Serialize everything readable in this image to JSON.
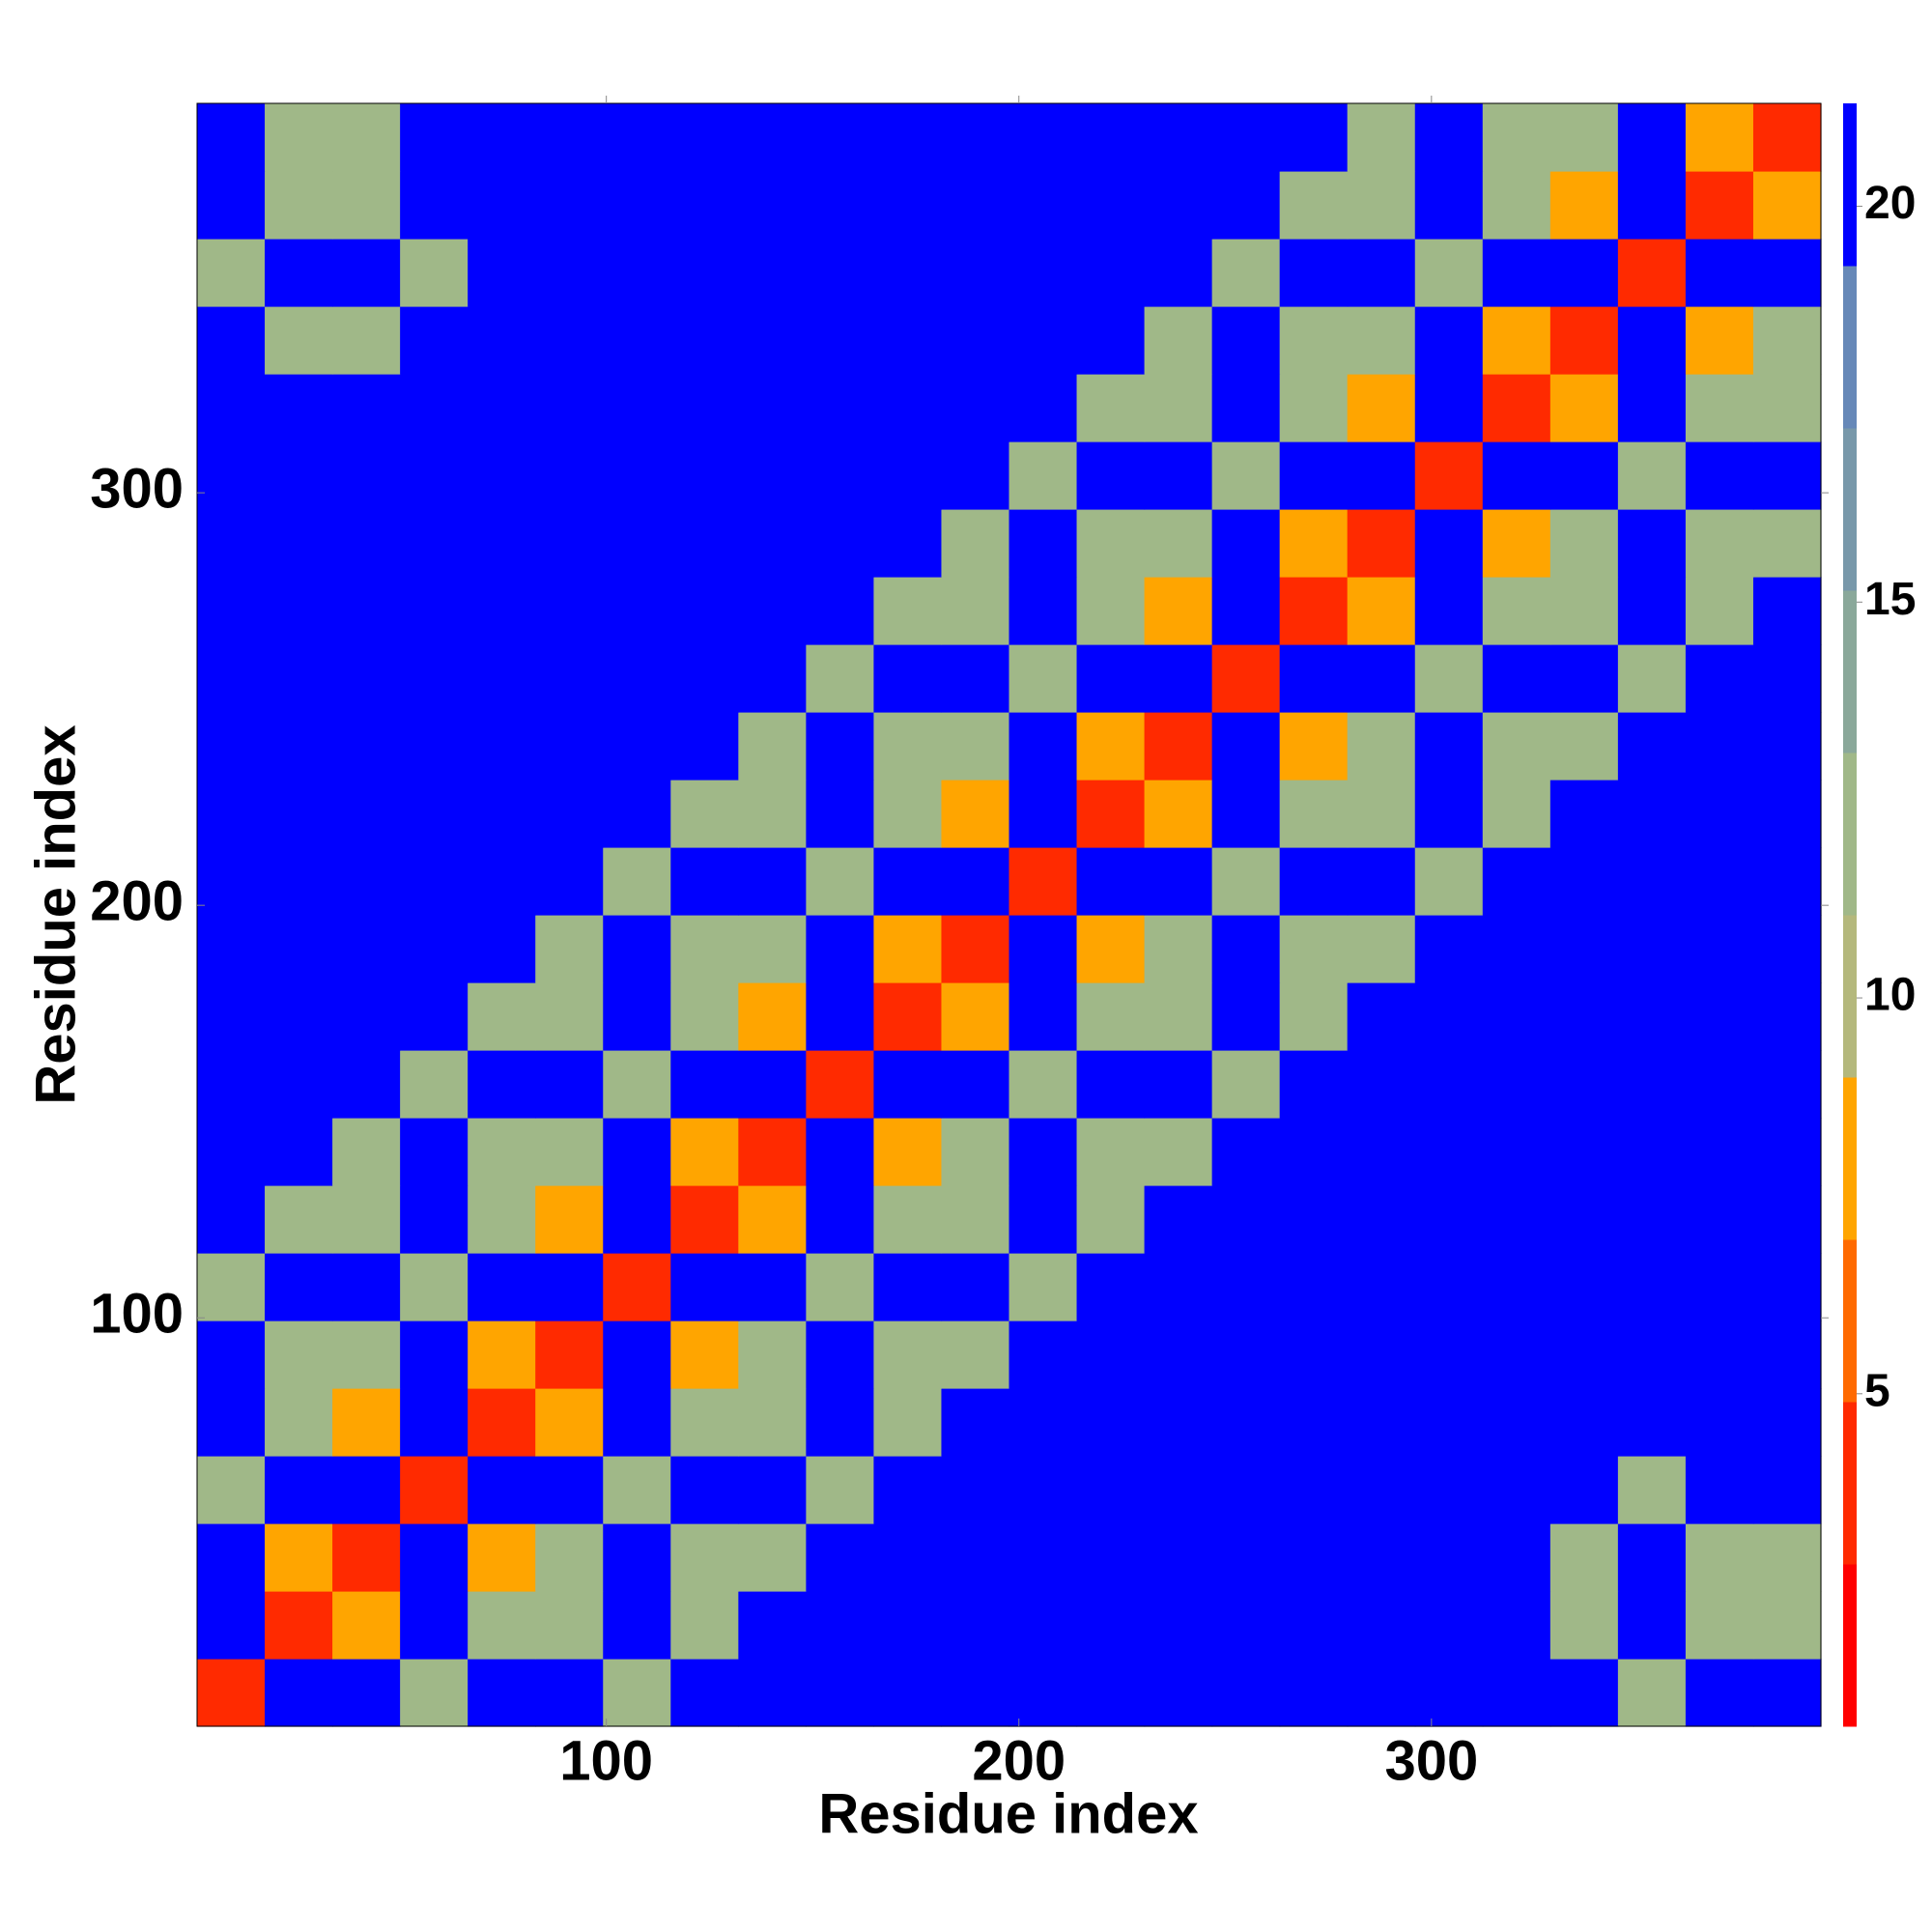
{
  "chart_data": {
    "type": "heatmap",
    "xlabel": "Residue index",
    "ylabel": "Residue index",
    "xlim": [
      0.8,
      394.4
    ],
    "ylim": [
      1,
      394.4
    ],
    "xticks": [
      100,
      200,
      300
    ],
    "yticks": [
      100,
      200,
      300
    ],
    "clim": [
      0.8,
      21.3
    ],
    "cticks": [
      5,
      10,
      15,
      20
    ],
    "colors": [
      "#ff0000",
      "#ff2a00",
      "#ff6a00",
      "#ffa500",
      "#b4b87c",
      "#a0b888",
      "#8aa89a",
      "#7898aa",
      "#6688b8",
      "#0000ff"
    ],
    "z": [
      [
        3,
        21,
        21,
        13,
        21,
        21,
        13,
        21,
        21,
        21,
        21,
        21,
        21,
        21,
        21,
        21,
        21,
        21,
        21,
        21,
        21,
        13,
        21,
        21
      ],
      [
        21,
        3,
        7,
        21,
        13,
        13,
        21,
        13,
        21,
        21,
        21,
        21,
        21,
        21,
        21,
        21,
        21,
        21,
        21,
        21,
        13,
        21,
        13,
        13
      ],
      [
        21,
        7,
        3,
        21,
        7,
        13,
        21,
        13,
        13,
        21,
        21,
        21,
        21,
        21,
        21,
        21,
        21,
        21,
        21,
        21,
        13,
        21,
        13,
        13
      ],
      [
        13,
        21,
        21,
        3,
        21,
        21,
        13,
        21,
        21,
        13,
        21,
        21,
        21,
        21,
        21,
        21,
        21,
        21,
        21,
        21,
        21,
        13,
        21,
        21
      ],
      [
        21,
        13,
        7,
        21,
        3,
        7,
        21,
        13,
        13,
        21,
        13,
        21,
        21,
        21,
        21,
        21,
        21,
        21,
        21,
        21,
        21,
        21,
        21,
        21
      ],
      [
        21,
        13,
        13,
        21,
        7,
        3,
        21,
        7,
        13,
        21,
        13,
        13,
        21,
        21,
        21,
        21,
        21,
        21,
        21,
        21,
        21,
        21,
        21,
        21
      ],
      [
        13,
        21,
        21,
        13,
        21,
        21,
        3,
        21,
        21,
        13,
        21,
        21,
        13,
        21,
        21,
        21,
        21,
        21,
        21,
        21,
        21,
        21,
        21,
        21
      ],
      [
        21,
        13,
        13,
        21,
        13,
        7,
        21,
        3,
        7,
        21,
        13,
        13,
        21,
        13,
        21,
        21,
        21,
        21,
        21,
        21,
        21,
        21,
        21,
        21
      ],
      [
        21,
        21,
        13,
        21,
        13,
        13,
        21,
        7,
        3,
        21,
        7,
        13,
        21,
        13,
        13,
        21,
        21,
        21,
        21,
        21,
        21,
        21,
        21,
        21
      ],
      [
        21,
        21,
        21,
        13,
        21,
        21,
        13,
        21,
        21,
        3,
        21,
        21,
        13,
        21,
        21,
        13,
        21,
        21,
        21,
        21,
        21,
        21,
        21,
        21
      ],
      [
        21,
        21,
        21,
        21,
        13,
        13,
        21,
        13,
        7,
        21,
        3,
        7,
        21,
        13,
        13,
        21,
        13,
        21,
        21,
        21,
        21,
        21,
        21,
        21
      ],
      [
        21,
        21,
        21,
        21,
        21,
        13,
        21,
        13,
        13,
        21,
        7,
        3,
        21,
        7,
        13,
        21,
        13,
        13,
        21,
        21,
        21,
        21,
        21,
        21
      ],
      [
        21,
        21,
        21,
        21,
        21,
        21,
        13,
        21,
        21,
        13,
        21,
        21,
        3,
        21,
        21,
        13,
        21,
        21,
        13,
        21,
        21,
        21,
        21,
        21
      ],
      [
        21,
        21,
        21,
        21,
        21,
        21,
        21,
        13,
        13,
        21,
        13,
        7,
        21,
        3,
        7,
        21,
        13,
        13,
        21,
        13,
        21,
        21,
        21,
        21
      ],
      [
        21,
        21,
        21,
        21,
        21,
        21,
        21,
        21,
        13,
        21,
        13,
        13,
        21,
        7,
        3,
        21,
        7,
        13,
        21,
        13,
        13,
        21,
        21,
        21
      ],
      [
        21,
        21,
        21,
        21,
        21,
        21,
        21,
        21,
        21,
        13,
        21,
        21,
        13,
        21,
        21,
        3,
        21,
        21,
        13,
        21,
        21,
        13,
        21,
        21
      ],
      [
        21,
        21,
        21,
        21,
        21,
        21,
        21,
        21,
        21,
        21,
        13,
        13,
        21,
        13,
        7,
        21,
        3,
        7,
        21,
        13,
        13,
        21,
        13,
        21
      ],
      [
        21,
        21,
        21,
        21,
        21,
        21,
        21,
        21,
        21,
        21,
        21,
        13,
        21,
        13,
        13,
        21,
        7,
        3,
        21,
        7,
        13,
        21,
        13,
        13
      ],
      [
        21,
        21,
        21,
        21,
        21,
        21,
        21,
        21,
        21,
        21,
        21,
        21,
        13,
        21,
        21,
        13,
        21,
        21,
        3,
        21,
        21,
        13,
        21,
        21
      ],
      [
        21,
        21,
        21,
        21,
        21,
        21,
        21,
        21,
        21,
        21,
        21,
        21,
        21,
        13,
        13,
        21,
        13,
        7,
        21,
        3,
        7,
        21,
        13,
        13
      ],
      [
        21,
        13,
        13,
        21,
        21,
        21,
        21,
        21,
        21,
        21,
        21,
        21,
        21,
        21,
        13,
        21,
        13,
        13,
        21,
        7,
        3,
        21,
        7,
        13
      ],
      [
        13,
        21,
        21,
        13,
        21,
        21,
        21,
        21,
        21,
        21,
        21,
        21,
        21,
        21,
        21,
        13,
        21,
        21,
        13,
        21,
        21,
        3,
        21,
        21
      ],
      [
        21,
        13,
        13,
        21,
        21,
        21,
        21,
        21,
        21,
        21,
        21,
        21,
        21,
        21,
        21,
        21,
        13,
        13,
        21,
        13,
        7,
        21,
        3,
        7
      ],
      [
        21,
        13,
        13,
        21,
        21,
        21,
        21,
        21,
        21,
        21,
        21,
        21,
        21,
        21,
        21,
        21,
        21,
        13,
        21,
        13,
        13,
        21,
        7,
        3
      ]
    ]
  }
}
☆ ☆ ☆ ☆
**Your objective**
Scan the listing above and copy all lines containing the word "Residue".

**Task answer**
    "xlabel": "Residue index",
    "ylabel": "Residue index",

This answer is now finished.